-- start of TEXT SEGMENT --

On 7/10/17, 12:41 AM, "Ilya Maximets" <i.maxim...@samsung.com> wrote:

    On 07.07.2017 21:09, Darrell Ball wrote:
    > 
    > 
    > On 7/6/17, 11:11 PM, "Ilya Maximets" <i.maxim...@samsung.com> wrote:
    > 
    >     On 07.07.2017 08:08, Darrell Ball wrote:
    >     > 
    >     > 
    >     > On 5/30/17, 7:12 AM, "Ilya Maximets" <i.maxim...@samsung.com> wrote:
    >     > 
    >     >     Reconfiguration of HW NICs may lead to packet drops.
    >     >     In current model all physical ports will be reconfigured each
    >     >     time number of PMD threads changed. Since we not stopping
    >     >     threads on pmd-cpu-mask changes, this patch will help to further
    >     >     decrease port's downtime by setting the maximum possible number
    >     >     of wanted tx queues to avoid unnecessary reconfigurations.
    >     >     
    >     >     Signed-off-by: Ilya Maximets <i.maxim...@samsung.com>
    >     >     ---
    >     >      lib/dpif-netdev.c | 26 +++++++++++++++++++++-----
    >     >      1 file changed, 21 insertions(+), 5 deletions(-)

-- end of TEXT SEGMENT --
-- start of MATERIAL SHOWN --

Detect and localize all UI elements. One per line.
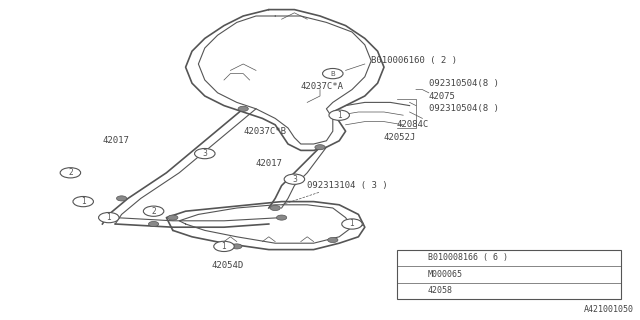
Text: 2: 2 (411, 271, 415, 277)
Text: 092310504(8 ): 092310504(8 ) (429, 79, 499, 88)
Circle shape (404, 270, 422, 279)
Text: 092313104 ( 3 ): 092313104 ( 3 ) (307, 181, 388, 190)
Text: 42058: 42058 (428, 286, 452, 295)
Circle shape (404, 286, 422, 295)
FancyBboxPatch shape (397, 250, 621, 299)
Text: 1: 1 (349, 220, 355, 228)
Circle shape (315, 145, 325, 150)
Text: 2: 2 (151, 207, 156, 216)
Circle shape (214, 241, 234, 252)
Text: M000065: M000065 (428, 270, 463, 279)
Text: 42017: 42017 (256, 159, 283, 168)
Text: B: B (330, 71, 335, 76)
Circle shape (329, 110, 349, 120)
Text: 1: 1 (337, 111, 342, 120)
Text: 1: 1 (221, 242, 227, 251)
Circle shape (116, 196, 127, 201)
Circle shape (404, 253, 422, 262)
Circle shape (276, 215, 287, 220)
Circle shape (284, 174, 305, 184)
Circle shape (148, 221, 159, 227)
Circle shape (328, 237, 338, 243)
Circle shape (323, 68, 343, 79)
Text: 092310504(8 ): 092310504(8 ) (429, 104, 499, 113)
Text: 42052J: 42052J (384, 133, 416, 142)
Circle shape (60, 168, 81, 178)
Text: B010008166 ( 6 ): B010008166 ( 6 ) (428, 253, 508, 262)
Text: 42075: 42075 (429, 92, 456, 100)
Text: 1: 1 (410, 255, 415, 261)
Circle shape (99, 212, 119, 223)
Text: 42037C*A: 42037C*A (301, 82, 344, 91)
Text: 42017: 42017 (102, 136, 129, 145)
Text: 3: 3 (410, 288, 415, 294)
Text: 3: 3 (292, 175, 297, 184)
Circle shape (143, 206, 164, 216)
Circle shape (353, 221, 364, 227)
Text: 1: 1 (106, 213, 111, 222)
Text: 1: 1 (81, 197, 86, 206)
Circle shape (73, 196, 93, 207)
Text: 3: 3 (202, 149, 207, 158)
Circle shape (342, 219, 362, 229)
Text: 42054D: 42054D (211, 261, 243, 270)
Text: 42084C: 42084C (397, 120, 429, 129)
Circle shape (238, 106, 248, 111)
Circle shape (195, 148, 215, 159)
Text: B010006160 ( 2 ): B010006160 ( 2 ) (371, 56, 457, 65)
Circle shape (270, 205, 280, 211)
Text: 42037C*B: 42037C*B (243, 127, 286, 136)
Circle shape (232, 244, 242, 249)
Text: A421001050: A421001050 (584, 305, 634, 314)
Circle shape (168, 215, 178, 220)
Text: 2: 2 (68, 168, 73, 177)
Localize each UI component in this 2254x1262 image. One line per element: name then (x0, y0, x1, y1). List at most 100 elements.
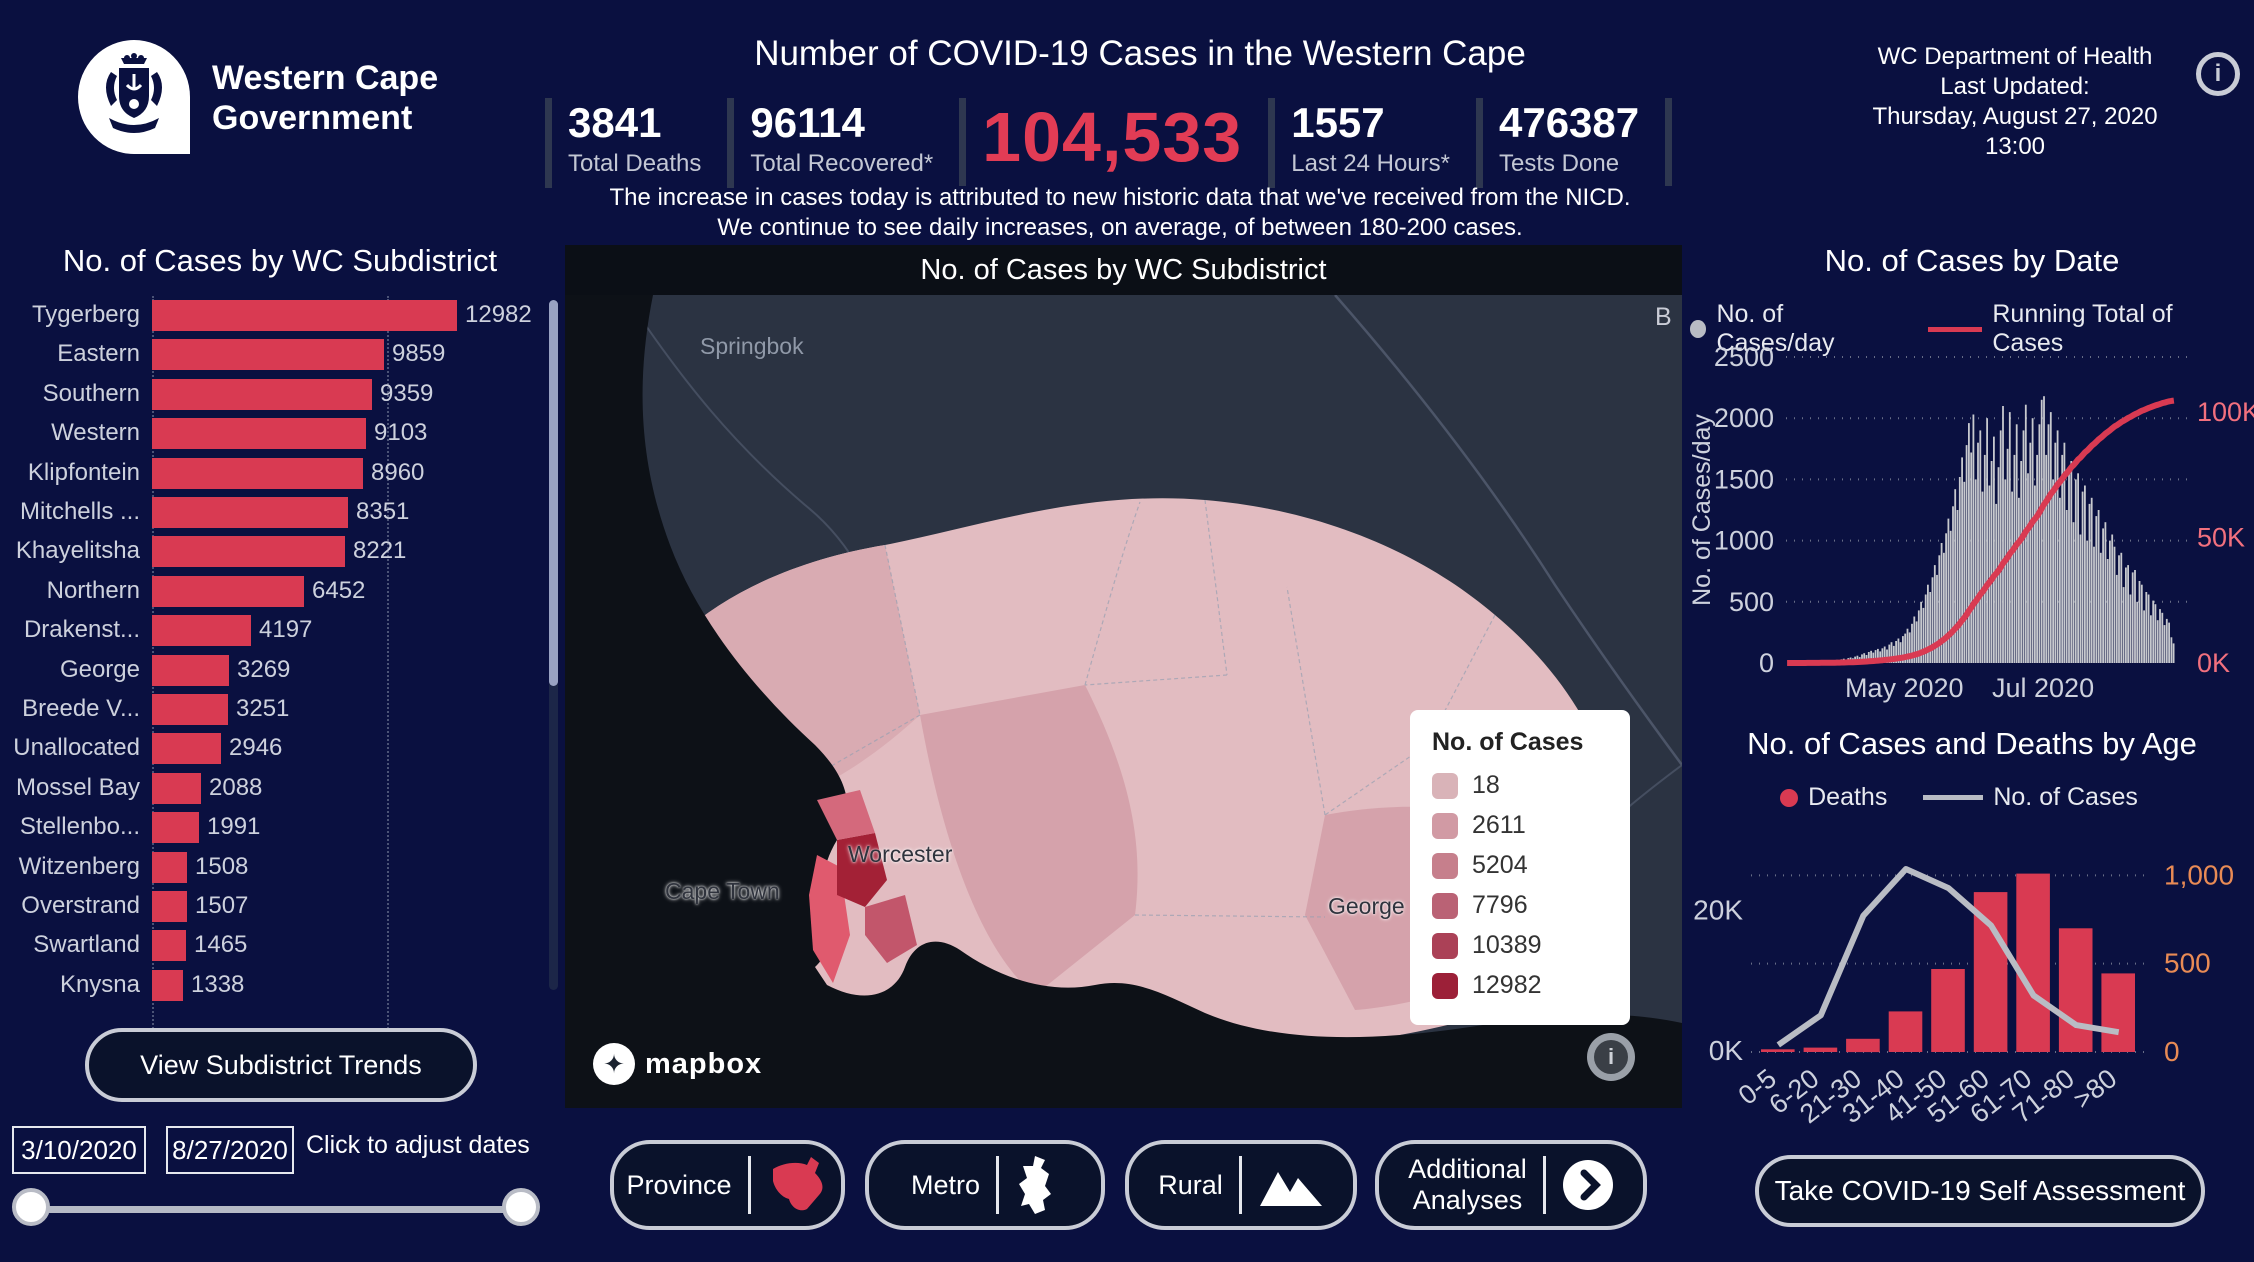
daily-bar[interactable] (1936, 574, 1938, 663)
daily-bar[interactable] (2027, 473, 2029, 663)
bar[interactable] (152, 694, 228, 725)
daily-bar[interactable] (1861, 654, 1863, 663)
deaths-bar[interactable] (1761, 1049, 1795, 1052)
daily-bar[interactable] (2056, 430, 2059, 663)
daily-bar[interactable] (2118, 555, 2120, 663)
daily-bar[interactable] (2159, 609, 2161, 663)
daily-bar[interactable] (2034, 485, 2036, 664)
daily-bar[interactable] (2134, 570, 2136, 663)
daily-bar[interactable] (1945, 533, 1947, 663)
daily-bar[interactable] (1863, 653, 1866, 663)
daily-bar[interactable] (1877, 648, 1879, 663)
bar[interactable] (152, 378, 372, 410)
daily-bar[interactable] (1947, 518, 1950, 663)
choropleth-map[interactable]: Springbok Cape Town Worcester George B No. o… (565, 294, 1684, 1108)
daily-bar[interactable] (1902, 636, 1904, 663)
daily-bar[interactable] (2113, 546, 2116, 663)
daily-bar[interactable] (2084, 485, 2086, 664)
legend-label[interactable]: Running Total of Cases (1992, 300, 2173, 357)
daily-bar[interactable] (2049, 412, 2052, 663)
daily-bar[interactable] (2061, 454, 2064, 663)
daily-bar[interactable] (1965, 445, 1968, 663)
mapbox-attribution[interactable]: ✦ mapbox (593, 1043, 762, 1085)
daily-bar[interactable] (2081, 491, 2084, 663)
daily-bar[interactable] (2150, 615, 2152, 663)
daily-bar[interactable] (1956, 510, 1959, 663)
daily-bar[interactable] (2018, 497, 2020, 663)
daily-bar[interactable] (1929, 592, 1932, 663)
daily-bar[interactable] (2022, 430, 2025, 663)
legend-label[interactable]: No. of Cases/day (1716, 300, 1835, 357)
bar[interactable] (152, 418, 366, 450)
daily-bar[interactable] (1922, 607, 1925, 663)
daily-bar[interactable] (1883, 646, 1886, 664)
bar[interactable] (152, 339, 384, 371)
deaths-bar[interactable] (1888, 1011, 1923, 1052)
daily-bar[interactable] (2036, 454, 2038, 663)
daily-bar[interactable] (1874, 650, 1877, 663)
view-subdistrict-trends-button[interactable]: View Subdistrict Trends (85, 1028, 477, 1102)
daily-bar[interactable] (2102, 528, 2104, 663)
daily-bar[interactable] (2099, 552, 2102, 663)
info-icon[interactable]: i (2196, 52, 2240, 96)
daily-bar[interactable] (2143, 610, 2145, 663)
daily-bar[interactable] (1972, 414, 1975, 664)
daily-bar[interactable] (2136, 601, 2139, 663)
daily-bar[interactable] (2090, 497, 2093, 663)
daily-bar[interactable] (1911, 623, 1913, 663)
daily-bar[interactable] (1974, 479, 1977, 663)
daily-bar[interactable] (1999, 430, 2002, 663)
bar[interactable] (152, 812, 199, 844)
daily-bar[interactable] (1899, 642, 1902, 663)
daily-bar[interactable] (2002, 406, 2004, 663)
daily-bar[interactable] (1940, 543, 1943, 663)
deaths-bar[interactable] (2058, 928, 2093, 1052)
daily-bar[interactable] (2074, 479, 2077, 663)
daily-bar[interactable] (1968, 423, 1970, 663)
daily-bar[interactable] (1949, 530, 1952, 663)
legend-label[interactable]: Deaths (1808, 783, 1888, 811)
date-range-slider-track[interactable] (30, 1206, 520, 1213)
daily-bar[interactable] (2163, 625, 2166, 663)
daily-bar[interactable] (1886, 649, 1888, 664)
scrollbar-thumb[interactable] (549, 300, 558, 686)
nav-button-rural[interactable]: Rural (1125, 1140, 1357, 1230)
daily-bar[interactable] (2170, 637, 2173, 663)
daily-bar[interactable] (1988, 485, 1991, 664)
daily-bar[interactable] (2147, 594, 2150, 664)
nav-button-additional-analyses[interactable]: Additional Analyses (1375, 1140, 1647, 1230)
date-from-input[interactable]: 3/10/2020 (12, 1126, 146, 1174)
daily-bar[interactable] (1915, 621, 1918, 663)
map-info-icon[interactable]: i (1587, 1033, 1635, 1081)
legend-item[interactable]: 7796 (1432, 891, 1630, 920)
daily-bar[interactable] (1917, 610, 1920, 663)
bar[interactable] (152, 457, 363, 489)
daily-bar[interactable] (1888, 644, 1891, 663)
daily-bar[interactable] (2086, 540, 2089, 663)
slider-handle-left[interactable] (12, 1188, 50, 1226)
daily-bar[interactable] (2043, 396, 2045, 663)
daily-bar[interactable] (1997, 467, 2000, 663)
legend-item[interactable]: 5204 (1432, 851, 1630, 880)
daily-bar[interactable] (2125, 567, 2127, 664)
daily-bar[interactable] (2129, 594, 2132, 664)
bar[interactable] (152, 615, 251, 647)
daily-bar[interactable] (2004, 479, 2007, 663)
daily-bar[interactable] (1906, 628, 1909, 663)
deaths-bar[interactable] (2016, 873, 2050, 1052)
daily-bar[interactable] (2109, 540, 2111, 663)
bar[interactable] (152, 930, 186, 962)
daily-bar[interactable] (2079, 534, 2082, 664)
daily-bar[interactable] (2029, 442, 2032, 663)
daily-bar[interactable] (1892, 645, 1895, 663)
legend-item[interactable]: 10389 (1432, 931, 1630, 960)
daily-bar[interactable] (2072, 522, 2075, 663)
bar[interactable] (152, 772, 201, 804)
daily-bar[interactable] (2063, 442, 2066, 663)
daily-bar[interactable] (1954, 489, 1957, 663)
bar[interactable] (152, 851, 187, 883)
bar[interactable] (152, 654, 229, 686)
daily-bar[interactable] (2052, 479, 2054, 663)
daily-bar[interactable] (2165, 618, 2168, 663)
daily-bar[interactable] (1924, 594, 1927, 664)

-- end of MATERIAL SHOWN --
-- start of MATERIAL SHOWN --

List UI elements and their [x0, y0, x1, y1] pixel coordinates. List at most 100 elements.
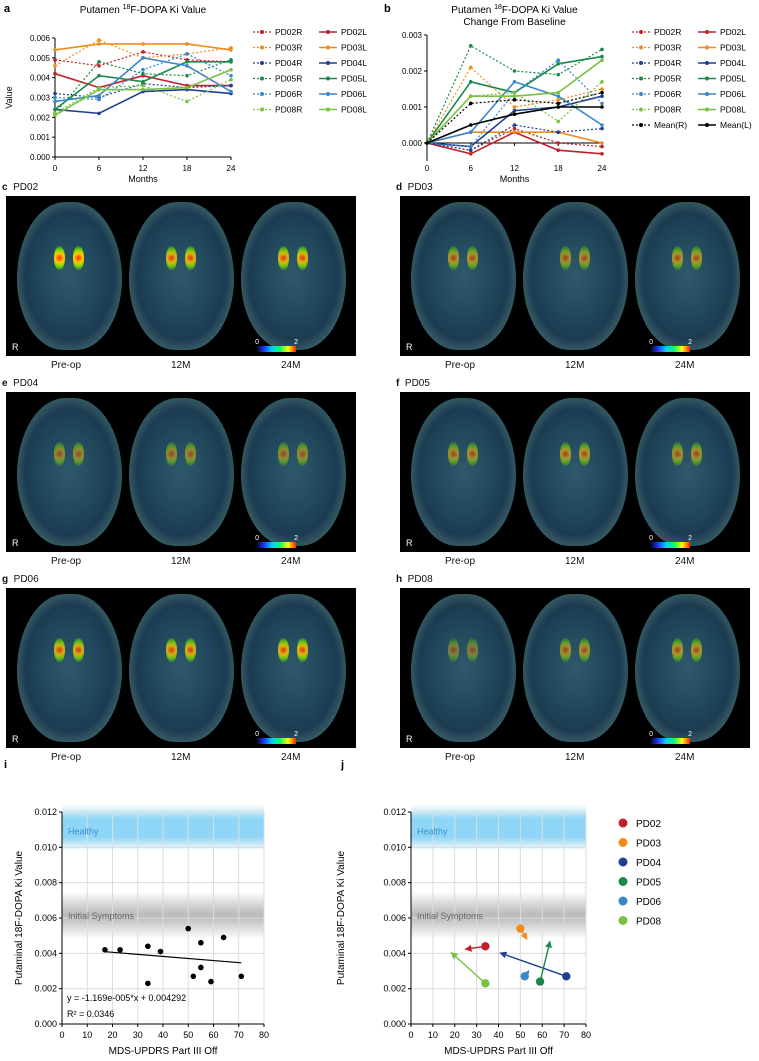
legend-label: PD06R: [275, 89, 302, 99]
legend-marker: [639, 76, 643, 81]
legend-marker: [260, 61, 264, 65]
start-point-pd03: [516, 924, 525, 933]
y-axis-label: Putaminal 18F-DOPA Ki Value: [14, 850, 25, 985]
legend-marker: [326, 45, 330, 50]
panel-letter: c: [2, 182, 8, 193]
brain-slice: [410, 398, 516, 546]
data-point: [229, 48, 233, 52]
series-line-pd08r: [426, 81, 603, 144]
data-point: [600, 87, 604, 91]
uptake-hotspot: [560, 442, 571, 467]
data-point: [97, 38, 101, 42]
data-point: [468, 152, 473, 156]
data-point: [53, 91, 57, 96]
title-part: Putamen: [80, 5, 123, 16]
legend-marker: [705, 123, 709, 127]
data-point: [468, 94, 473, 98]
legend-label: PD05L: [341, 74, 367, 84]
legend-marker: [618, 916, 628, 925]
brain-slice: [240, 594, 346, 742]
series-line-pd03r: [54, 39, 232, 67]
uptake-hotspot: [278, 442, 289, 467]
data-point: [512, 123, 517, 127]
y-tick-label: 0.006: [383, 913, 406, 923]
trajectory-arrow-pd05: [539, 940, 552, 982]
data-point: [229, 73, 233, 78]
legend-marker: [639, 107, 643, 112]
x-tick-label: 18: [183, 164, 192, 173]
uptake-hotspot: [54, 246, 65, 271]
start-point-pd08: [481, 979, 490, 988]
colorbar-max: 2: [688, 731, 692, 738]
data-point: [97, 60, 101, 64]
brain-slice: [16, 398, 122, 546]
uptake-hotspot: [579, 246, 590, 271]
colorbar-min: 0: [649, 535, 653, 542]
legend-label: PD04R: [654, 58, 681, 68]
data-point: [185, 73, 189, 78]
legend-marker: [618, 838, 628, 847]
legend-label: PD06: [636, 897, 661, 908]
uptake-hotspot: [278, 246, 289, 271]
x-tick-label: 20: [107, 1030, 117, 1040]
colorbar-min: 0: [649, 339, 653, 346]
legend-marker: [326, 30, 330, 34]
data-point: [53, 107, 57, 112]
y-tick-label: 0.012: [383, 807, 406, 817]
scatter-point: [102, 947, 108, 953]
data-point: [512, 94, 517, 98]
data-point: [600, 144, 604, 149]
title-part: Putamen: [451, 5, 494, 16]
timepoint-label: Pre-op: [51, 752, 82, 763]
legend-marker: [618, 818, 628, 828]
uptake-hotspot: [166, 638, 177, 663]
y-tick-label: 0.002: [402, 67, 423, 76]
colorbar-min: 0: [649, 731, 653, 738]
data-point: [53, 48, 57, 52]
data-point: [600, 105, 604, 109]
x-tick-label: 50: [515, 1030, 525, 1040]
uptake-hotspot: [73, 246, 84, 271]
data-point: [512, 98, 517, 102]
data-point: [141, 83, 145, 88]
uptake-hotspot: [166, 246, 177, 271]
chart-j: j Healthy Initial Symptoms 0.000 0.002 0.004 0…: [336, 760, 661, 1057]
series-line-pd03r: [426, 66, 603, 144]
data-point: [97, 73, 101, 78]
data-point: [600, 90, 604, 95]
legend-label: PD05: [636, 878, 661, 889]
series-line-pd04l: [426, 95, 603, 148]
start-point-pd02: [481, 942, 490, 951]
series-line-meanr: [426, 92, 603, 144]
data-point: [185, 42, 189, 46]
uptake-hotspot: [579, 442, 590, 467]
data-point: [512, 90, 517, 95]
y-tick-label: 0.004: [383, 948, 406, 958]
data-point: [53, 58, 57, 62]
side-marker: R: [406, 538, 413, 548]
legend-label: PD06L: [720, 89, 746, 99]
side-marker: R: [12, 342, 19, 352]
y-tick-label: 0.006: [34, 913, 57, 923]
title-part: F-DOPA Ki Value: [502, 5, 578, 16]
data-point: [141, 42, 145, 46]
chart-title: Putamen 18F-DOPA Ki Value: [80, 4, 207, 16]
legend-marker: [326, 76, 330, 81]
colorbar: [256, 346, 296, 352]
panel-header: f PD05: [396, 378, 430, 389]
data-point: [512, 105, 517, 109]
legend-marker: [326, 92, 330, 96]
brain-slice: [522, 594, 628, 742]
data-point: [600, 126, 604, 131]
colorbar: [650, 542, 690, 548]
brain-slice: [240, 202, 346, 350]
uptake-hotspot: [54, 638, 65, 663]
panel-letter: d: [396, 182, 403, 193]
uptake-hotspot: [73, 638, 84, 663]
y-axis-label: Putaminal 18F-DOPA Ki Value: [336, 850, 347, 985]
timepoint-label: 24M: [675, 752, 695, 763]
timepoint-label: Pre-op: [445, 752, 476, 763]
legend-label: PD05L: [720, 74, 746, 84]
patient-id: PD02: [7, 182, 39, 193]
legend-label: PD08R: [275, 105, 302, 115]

-- end of MATERIAL SHOWN --

WHAT YOU WILL DO:
• a. Return the passage of the patch discussion that opens with the words containing "On 7/10/17, 12:41" and closes with "to packet drops.".
• b. In the patch discussion, which single file does the patch modify?
Rely only on the patch discussion for these, not on the records.

TASK RESULTS:
• a.
On 7/10/17, 12:41 AM, "Ilya Maximets" <i.maxim...@samsung.com> wrote:

    On 07.07.2017 21:09, Darrell Ball wrote:
    > 
    > 
    > On 7/6/17, 11:11 PM, "Ilya Maximets" <i.maxim...@samsung.com> wrote:
    > 
    >     On 07.07.2017 08:08, Darrell Ball wrote:
    >     > 
    >     > 
    >     > On 5/30/17, 7:12 AM, "Ilya Maximets" <i.maxim...@samsung.com> wrote:
    >     > 
    >     >     Reconfiguration of HW NICs may lead to packet drops.

• b. lib/dpif-netdev.c